### TASK DESCRIPTION
Reproduce all of the data word for word.

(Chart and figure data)

--- BEGIN ---

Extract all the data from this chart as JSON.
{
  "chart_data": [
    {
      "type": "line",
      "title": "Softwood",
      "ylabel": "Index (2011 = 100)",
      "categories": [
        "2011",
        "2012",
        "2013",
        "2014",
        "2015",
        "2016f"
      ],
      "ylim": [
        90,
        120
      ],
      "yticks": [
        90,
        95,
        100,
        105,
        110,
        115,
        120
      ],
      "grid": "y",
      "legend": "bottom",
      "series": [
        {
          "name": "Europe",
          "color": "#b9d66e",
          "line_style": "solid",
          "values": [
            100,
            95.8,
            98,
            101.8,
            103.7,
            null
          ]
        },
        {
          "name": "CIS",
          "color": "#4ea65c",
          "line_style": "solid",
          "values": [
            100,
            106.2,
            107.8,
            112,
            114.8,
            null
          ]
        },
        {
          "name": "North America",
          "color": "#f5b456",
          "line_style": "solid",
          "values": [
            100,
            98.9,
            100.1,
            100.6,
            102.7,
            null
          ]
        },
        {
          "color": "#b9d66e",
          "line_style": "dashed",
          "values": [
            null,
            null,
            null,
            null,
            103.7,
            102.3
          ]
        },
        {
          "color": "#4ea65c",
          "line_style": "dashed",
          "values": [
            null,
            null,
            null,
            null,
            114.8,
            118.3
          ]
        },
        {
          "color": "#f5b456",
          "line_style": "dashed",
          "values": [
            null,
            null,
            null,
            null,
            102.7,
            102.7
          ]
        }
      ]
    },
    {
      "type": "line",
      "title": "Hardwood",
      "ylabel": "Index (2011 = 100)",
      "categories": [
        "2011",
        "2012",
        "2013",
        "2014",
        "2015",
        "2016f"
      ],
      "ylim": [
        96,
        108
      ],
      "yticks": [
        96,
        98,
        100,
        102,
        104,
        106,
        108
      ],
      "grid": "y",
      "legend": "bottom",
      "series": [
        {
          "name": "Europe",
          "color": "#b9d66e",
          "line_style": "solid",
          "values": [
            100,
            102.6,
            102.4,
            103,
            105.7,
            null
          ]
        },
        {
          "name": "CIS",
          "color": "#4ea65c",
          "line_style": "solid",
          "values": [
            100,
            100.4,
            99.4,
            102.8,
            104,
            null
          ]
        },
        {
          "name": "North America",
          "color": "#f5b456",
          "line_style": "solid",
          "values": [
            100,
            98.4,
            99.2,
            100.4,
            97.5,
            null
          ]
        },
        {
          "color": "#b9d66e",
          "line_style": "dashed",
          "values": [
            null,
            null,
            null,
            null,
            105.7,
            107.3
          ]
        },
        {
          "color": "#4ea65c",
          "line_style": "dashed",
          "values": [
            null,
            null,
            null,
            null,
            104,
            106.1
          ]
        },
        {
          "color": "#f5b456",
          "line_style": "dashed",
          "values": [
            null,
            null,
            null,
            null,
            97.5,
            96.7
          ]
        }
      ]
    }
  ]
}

--- END ---

### CORRECT ANSWER
Extract all the data from this chart as JSON.
{
  "chart_data": [
    {
      "type": "line",
      "title": "Softwood",
      "ylabel": "Index (2011 = 100)",
      "categories": [
        "2011",
        "2012",
        "2013",
        "2014",
        "2015",
        "2016f"
      ],
      "ylim": [
        90,
        120
      ],
      "yticks": [
        90,
        95,
        100,
        105,
        110,
        115,
        120
      ],
      "grid": "y",
      "legend": "bottom",
      "series": [
        {
          "name": "Europe",
          "color": "#b9d66e",
          "line_style": "solid",
          "values": [
            100,
            95.8,
            98,
            101.8,
            103.7,
            null
          ]
        },
        {
          "name": "CIS",
          "color": "#4ea65c",
          "line_style": "solid",
          "values": [
            100,
            106.2,
            107.8,
            112,
            114.8,
            null
          ]
        },
        {
          "name": "North America",
          "color": "#f5b456",
          "line_style": "solid",
          "values": [
            100,
            98.9,
            100.1,
            100.6,
            102.7,
            null
          ]
        },
        {
          "color": "#b9d66e",
          "line_style": "dashed",
          "values": [
            null,
            null,
            null,
            null,
            103.7,
            102.3
          ]
        },
        {
          "color": "#4ea65c",
          "line_style": "dashed",
          "values": [
            null,
            null,
            null,
            null,
            114.8,
            118.3
          ]
        },
        {
          "color": "#f5b456",
          "line_style": "dashed",
          "values": [
            null,
            null,
            null,
            null,
            102.7,
            102.7
          ]
        }
      ]
    },
    {
      "type": "line",
      "title": "Hardwood",
      "ylabel": "Index (2011 = 100)",
      "categories": [
        "2011",
        "2012",
        "2013",
        "2014",
        "2015",
        "2016f"
      ],
      "ylim": [
        96,
        108
      ],
      "yticks": [
        96,
        98,
        100,
        102,
        104,
        106,
        108
      ],
      "grid": "y",
      "legend": "bottom",
      "series": [
        {
          "name": "Europe",
          "color": "#b9d66e",
          "line_style": "solid",
          "values": [
            100,
            102.6,
            102.4,
            103,
            105.7,
            null
          ]
        },
        {
          "name": "CIS",
          "color": "#4ea65c",
          "line_style": "solid",
          "values": [
            100,
            100.4,
            99.4,
            102.8,
            104,
            null
          ]
        },
        {
          "name": "North America",
          "color": "#f5b456",
          "line_style": "solid",
          "values": [
            100,
            98.4,
            99.2,
            100.4,
            97.5,
            null
          ]
        },
        {
          "color": "#b9d66e",
          "line_style": "dashed",
          "values": [
            null,
            null,
            null,
            null,
            105.7,
            107.3
          ]
        },
        {
          "color": "#4ea65c",
          "line_style": "dashed",
          "values": [
            null,
            null,
            null,
            null,
            104,
            106.1
          ]
        },
        {
          "color": "#f5b456",
          "line_style": "dashed",
          "values": [
            null,
            null,
            null,
            null,
            97.5,
            96.7
          ]
        }
      ]
    }
  ]
}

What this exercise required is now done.